What to do:
Return, word for word, every line that follows.

——

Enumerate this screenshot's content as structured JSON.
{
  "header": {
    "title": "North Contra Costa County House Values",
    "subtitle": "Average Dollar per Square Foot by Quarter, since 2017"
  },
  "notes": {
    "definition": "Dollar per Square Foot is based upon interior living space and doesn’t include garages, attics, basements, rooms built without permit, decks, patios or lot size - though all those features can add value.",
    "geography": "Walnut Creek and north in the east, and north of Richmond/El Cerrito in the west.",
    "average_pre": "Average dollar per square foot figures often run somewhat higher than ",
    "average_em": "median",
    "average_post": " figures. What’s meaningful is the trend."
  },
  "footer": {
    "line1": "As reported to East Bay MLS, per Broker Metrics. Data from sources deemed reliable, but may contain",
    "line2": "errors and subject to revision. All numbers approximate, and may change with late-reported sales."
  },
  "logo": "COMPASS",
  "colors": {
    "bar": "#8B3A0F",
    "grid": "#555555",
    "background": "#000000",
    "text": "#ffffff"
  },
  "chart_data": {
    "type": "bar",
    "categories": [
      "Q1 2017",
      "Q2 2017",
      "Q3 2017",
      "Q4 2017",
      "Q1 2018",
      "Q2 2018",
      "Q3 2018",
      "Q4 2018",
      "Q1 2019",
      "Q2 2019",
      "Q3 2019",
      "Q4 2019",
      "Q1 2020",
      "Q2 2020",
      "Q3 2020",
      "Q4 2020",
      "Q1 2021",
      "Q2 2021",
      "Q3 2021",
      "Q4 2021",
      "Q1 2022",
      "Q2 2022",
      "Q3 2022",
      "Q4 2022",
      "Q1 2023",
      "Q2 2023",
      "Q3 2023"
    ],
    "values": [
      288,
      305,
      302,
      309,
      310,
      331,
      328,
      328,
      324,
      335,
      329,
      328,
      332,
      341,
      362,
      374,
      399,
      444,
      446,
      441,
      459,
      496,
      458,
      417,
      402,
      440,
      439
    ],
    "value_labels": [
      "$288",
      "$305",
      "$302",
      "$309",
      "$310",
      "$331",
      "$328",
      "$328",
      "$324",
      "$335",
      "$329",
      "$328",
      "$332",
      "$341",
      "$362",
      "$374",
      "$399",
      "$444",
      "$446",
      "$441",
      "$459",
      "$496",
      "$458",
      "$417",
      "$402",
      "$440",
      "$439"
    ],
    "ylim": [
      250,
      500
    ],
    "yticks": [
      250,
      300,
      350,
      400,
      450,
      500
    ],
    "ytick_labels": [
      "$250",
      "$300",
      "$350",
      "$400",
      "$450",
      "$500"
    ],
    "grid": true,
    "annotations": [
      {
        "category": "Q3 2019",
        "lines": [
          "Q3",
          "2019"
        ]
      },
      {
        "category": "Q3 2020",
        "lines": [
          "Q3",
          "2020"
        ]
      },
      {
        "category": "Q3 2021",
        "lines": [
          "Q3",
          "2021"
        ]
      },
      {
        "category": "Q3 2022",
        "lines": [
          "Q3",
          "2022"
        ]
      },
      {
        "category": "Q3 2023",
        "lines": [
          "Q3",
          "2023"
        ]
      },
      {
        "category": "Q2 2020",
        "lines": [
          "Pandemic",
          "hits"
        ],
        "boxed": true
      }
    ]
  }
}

——

Written answer:
Enumerate this screenshot's content as structured JSON.
{
  "header": {
    "title": "North Contra Costa County House Values",
    "subtitle": "Average Dollar per Square Foot by Quarter, since 2017"
  },
  "notes": {
    "definition": "Dollar per Square Foot is based upon interior living space and doesn’t include garages, attics, basements, rooms built without permit, decks, patios or lot size - though all those features can add value.",
    "geography": "Walnut Creek and north in the east, and north of Richmond/El Cerrito in the west.",
    "average_pre": "Average dollar per square foot figures often run somewhat higher than ",
    "average_em": "median",
    "average_post": " figures. What’s meaningful is the trend."
  },
  "footer": {
    "line1": "As reported to East Bay MLS, per Broker Metrics. Data from sources deemed reliable, but may contain",
    "line2": "errors and subject to revision. All numbers approximate, and may change with late-reported sales."
  },
  "logo": "COMPASS",
  "colors": {
    "bar": "#8B3A0F",
    "grid": "#555555",
    "background": "#000000",
    "text": "#ffffff"
  },
  "chart_data": {
    "type": "bar",
    "categories": [
      "Q1 2017",
      "Q2 2017",
      "Q3 2017",
      "Q4 2017",
      "Q1 2018",
      "Q2 2018",
      "Q3 2018",
      "Q4 2018",
      "Q1 2019",
      "Q2 2019",
      "Q3 2019",
      "Q4 2019",
      "Q1 2020",
      "Q2 2020",
      "Q3 2020",
      "Q4 2020",
      "Q1 2021",
      "Q2 2021",
      "Q3 2021",
      "Q4 2021",
      "Q1 2022",
      "Q2 2022",
      "Q3 2022",
      "Q4 2022",
      "Q1 2023",
      "Q2 2023",
      "Q3 2023"
    ],
    "values": [
      288,
      305,
      302,
      309,
      310,
      331,
      328,
      328,
      324,
      335,
      329,
      328,
      332,
      341,
      362,
      374,
      399,
      444,
      446,
      441,
      459,
      496,
      458,
      417,
      402,
      440,
      439
    ],
    "value_labels": [
      "$288",
      "$305",
      "$302",
      "$309",
      "$310",
      "$331",
      "$328",
      "$328",
      "$324",
      "$335",
      "$329",
      "$328",
      "$332",
      "$341",
      "$362",
      "$374",
      "$399",
      "$444",
      "$446",
      "$441",
      "$459",
      "$496",
      "$458",
      "$417",
      "$402",
      "$440",
      "$439"
    ],
    "ylim": [
      250,
      500
    ],
    "yticks": [
      250,
      300,
      350,
      400,
      450,
      500
    ],
    "ytick_labels": [
      "$250",
      "$300",
      "$350",
      "$400",
      "$450",
      "$500"
    ],
    "grid": true,
    "annotations": [
      {
        "category": "Q3 2019",
        "lines": [
          "Q3",
          "2019"
        ]
      },
      {
        "category": "Q3 2020",
        "lines": [
          "Q3",
          "2020"
        ]
      },
      {
        "category": "Q3 2021",
        "lines": [
          "Q3",
          "2021"
        ]
      },
      {
        "category": "Q3 2022",
        "lines": [
          "Q3",
          "2022"
        ]
      },
      {
        "category": "Q3 2023",
        "lines": [
          "Q3",
          "2023"
        ]
      },
      {
        "category": "Q2 2020",
        "lines": [
          "Pandemic",
          "hits"
        ],
        "boxed": true
      }
    ]
  }
}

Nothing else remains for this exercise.